**Problem requirements**
List every line below containing "content".

(A run of records)
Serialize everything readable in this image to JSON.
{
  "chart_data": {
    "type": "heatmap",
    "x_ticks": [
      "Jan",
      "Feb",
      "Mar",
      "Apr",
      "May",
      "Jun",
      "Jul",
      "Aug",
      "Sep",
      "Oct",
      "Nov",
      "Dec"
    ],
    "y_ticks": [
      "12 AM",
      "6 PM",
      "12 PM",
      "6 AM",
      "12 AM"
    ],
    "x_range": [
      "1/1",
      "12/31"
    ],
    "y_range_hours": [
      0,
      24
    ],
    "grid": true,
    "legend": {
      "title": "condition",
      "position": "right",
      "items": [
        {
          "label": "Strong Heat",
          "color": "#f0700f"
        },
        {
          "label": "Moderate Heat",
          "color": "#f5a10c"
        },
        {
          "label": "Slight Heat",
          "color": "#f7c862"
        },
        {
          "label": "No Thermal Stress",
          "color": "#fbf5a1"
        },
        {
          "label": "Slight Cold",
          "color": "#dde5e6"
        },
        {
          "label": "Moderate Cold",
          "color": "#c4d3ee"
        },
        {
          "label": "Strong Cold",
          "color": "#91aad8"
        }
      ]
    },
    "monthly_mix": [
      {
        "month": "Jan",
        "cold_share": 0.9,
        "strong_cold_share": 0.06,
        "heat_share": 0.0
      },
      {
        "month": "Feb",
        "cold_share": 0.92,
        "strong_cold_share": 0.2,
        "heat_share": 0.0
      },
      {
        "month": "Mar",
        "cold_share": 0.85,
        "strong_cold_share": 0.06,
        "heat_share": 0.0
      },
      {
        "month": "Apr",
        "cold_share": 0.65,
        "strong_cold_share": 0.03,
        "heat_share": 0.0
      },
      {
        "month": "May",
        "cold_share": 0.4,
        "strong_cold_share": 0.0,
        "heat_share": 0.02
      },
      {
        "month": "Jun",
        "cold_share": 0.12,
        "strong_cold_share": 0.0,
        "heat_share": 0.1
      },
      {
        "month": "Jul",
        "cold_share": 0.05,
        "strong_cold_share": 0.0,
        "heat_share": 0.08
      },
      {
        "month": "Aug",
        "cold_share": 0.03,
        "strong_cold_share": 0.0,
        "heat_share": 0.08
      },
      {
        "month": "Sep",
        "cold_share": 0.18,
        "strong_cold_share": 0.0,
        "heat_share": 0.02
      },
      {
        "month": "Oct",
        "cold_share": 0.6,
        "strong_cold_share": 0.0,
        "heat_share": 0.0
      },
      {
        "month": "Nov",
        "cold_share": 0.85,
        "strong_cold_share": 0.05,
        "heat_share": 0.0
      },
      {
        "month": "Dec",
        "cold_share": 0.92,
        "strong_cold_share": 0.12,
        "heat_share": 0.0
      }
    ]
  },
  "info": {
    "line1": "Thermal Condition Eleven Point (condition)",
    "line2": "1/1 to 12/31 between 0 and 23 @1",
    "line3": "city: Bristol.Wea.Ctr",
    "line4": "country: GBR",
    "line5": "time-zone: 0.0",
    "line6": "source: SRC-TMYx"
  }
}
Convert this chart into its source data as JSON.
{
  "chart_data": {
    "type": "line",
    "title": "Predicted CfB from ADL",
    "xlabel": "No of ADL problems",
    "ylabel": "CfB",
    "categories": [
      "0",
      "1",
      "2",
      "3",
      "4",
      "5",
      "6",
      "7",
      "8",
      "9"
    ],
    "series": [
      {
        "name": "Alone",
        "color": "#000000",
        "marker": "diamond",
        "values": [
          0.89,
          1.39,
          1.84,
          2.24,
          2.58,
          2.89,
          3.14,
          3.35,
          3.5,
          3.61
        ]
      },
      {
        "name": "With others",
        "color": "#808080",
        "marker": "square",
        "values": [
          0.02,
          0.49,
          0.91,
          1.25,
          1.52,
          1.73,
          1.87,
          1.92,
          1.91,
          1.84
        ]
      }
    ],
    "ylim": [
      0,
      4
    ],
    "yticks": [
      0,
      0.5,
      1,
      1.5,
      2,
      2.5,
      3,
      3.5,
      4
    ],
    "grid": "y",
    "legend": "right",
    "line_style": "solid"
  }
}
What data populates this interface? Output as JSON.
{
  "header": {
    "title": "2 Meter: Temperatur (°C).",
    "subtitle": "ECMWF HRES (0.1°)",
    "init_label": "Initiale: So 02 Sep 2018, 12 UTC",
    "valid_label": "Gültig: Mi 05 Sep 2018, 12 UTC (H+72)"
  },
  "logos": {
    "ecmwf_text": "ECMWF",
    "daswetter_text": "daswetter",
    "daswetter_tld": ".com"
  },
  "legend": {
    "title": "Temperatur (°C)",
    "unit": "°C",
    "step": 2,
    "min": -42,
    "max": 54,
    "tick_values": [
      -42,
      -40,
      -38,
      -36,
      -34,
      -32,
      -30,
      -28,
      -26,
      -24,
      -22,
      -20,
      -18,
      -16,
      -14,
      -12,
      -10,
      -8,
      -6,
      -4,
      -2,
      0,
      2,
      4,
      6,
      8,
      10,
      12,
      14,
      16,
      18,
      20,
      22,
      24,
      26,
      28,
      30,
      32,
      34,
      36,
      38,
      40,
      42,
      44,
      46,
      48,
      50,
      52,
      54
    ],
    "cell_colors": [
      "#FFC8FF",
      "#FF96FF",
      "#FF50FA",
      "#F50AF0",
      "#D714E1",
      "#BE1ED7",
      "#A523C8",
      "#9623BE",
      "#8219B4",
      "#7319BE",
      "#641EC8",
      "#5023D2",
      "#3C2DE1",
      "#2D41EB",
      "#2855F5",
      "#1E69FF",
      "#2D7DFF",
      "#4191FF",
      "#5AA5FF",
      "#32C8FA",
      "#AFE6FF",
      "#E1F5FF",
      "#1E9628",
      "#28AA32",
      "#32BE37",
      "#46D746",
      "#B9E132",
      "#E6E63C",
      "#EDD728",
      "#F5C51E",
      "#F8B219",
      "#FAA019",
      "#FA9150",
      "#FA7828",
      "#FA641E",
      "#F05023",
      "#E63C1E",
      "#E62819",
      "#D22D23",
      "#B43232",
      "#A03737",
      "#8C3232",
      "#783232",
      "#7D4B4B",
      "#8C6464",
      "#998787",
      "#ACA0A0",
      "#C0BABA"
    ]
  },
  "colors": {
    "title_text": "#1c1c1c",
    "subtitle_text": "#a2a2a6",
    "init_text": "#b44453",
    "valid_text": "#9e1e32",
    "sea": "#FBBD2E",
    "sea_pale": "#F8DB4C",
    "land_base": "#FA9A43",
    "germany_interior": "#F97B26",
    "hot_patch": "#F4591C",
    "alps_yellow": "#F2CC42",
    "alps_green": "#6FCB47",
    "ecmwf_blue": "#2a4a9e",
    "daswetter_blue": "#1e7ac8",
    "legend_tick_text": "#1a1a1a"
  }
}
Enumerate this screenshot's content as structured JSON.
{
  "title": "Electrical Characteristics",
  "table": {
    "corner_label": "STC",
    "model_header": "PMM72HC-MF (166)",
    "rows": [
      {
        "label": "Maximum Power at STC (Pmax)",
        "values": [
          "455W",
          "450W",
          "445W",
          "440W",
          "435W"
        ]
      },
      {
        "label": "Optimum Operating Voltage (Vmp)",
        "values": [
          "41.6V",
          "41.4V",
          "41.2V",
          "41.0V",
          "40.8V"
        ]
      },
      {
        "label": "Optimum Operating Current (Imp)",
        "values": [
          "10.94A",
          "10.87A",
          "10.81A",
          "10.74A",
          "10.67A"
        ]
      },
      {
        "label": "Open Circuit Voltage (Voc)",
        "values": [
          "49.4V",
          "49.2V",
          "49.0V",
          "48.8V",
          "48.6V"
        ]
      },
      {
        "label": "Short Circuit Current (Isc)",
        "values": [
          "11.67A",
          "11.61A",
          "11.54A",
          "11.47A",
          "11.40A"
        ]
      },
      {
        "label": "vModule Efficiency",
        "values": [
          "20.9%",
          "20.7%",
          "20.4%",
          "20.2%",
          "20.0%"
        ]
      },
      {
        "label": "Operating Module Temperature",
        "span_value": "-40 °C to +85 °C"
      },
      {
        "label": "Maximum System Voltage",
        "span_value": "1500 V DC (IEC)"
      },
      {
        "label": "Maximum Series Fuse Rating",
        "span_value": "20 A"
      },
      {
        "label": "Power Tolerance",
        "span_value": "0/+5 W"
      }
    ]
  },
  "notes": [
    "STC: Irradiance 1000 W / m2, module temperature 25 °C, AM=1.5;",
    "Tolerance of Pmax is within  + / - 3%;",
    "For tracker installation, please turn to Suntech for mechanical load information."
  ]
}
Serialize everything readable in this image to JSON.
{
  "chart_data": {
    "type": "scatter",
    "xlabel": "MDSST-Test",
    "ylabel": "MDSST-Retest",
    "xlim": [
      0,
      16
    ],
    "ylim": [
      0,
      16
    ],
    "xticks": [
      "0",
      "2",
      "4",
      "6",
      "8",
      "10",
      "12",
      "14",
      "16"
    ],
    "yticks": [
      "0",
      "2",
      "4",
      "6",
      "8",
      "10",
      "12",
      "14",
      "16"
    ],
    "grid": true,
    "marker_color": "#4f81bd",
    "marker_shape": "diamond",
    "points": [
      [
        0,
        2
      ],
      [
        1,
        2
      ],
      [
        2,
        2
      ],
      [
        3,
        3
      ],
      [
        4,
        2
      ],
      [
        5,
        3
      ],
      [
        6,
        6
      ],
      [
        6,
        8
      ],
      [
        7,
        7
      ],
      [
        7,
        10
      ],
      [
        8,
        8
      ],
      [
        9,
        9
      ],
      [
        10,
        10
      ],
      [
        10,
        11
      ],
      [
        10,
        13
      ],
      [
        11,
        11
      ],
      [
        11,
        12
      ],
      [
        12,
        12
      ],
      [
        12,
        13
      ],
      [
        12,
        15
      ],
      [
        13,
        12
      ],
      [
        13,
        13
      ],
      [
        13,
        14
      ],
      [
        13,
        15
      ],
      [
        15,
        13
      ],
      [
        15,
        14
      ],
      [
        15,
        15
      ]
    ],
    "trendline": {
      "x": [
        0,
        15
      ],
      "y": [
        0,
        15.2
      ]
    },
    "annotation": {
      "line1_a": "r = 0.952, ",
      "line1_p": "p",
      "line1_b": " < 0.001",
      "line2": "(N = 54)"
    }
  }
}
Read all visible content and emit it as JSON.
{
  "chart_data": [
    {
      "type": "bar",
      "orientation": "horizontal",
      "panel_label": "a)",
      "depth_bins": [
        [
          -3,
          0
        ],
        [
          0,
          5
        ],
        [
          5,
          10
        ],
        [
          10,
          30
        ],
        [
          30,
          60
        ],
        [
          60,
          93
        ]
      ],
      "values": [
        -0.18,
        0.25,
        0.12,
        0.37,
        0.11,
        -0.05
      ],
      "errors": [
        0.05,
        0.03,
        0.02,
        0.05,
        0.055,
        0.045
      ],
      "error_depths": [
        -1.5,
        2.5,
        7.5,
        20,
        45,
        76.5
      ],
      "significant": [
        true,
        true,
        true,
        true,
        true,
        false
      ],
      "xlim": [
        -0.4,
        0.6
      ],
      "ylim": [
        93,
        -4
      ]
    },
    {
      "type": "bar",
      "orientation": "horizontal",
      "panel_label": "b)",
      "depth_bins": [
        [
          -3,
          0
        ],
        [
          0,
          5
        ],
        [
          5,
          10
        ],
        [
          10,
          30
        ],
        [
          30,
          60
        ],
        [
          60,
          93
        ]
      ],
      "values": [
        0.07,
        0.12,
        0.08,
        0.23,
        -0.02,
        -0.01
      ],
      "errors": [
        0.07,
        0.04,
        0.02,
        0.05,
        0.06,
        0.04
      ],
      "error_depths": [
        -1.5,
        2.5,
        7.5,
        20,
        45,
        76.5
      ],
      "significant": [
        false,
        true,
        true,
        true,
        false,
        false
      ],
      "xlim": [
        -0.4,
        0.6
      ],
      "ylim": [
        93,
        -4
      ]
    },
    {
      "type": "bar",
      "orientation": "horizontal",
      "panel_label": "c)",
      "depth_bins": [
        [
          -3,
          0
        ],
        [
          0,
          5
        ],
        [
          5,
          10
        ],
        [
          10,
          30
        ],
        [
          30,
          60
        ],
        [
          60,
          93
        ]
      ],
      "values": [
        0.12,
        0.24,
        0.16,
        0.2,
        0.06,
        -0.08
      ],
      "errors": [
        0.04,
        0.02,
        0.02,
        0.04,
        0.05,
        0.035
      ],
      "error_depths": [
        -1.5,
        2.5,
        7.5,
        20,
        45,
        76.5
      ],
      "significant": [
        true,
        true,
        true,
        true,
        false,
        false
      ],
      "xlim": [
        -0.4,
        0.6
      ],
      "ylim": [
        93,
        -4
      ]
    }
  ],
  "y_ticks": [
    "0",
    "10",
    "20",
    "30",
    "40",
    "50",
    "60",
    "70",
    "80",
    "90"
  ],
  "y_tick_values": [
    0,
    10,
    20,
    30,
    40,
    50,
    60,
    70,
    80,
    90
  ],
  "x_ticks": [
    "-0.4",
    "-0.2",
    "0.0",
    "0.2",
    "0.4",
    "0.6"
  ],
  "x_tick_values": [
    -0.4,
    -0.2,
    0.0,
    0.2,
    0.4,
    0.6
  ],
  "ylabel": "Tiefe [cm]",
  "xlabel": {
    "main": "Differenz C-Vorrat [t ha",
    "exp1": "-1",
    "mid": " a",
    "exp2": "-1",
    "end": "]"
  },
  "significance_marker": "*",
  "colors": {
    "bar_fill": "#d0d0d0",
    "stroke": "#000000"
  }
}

**The response**
Enumerate this screenshot's content as structured JSON.
Read all visible content and emit it as JSON.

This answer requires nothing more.